Retype the lines of the material below without alteration, from the line containing "List each element" through the line containing "perihal-label: Perihal bbox=[90, 141, 129, 156]", inclusive.

[Material provided]
-- BEGIN --

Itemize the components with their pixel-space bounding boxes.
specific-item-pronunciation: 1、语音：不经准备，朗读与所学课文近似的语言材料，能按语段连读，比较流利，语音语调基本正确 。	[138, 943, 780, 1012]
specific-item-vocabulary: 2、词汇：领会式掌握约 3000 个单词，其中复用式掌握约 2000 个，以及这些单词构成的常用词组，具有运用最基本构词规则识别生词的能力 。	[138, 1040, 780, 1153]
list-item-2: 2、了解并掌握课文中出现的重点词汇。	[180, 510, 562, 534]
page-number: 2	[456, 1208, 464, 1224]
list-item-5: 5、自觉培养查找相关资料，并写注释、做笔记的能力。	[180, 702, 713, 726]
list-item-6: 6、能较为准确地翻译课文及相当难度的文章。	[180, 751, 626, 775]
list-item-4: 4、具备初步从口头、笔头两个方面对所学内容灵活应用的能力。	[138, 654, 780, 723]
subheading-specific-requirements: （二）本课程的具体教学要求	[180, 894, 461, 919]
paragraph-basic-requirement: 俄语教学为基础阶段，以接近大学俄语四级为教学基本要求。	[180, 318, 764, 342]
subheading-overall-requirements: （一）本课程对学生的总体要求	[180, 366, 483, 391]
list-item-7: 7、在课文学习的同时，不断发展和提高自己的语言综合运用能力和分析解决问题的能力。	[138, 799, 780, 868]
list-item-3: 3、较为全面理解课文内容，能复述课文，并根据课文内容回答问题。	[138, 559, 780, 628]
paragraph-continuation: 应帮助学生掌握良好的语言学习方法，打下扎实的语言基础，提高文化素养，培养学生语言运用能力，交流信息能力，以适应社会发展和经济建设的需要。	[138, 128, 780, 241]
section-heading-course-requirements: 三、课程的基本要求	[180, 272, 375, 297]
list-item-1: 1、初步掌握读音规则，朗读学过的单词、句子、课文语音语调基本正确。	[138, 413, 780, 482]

-- END --
-- BEGIN --

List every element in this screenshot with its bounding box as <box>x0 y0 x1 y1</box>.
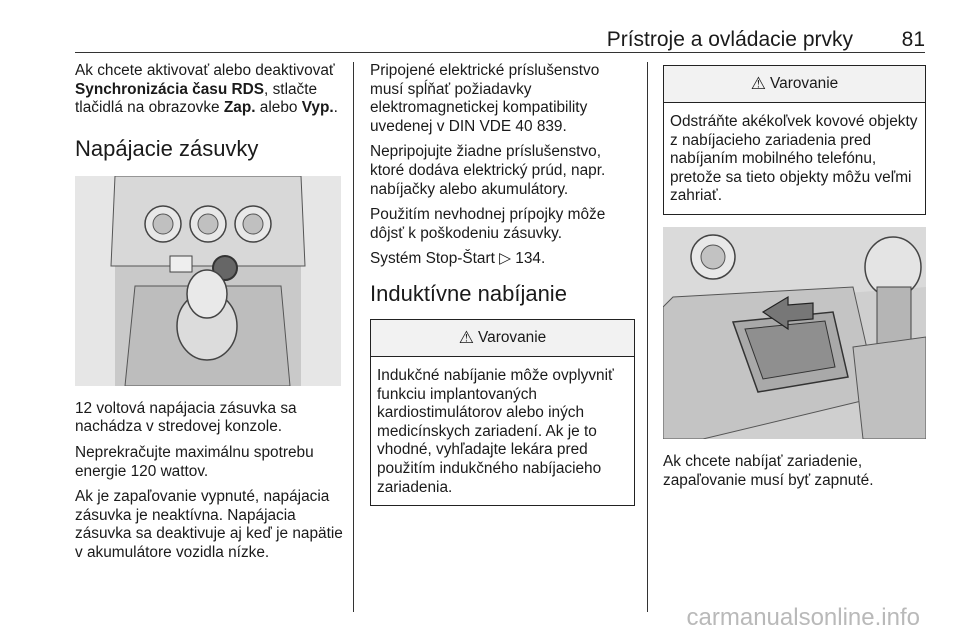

-- END --
-- BEGIN --

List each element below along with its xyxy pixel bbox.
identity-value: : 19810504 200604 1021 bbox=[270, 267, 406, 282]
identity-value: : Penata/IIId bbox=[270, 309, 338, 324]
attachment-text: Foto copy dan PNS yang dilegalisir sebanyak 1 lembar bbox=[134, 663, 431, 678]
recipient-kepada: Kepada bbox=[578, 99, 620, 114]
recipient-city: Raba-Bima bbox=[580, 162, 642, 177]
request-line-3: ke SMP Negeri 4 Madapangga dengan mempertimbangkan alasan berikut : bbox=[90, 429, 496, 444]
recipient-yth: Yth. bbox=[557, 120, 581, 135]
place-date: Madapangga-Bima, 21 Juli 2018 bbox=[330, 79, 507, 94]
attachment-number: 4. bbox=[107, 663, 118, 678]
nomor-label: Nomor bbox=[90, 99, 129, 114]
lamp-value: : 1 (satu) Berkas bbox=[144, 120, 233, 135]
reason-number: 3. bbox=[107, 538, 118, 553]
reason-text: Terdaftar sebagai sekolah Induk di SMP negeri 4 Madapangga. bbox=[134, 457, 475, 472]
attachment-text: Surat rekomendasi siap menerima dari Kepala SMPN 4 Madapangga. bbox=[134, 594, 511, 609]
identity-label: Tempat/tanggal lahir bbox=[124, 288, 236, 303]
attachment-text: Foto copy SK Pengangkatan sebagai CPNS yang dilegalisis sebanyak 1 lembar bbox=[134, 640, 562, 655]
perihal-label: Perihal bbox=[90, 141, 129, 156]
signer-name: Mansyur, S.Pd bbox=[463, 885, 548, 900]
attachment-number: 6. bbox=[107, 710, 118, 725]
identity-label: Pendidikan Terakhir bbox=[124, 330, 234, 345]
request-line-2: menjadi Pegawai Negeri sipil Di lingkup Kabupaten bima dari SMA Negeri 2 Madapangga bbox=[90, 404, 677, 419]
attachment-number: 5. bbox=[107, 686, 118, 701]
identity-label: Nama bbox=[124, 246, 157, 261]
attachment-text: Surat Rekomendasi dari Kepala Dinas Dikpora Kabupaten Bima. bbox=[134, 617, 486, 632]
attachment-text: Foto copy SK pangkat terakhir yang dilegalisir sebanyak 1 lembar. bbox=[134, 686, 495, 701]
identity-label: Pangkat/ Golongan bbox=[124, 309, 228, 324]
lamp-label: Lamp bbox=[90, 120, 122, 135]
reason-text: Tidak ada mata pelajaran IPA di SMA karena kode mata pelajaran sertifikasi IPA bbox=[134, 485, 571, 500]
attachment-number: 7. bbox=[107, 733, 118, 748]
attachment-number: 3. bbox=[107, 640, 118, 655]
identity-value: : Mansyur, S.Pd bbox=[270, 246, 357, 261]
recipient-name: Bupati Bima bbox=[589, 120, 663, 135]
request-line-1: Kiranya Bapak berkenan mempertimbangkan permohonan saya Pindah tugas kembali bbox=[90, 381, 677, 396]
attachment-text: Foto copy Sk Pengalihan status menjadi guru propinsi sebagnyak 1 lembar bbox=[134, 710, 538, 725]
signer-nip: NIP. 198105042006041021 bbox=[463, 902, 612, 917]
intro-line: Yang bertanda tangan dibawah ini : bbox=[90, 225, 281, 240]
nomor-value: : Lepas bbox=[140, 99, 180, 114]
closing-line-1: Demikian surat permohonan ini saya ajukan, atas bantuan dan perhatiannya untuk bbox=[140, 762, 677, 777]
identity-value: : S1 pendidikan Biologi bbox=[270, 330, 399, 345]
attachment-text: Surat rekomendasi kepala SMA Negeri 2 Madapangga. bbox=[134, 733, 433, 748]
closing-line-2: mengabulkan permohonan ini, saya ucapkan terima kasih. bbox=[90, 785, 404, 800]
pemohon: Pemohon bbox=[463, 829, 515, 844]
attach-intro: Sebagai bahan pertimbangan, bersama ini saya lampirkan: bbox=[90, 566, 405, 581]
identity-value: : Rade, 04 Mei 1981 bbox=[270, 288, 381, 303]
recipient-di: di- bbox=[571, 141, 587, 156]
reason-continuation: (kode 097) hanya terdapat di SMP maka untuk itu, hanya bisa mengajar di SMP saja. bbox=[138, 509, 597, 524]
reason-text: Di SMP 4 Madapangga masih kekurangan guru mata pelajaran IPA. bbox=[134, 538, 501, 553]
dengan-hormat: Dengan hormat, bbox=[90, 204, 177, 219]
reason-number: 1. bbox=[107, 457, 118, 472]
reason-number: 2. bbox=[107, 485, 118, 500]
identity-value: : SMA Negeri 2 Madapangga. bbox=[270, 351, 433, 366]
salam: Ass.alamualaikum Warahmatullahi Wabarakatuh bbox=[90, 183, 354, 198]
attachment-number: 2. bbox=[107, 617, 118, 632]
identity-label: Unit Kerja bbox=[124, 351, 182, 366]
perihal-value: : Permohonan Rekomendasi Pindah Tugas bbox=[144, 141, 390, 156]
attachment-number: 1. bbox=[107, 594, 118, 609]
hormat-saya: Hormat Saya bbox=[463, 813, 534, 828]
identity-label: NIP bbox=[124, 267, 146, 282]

-- END --

[Worked answer]
List each element below along with its xyxy pixel bbox.
identity-value: : 19810504 200604 1021 bbox=[270, 267, 406, 282]
identity-value: : Penata/IIId bbox=[270, 309, 338, 324]
attachment-text: Foto copy dan PNS yang dilegalisir sebanyak 1 lembar bbox=[134, 663, 431, 678]
recipient-kepada: Kepada bbox=[578, 99, 620, 114]
recipient-city: Raba-Bima bbox=[580, 162, 642, 177]
request-line-3: ke SMP Negeri 4 Madapangga dengan mempertimbangkan alasan berikut : bbox=[90, 429, 496, 444]
recipient-yth: Yth. bbox=[557, 120, 581, 135]
place-date: Madapangga-Bima, 21 Juli 2018 bbox=[330, 79, 507, 94]
attachment-number: 4. bbox=[107, 663, 118, 678]
nomor-label: Nomor bbox=[90, 99, 129, 114]
lamp-value: : 1 (satu) Berkas bbox=[144, 120, 233, 135]
reason-number: 3. bbox=[107, 538, 118, 553]
reason-text: Terdaftar sebagai sekolah Induk di SMP negeri 4 Madapangga. bbox=[134, 457, 475, 472]
attachment-text: Surat rekomendasi siap menerima dari Kepala SMPN 4 Madapangga. bbox=[134, 594, 511, 609]
identity-label: Tempat/tanggal lahir bbox=[124, 288, 236, 303]
attachment-text: Foto copy SK Pengangkatan sebagai CPNS yang dilegalisis sebanyak 1 lembar bbox=[134, 640, 562, 655]
perihal-label: Perihal bbox=[90, 141, 129, 156]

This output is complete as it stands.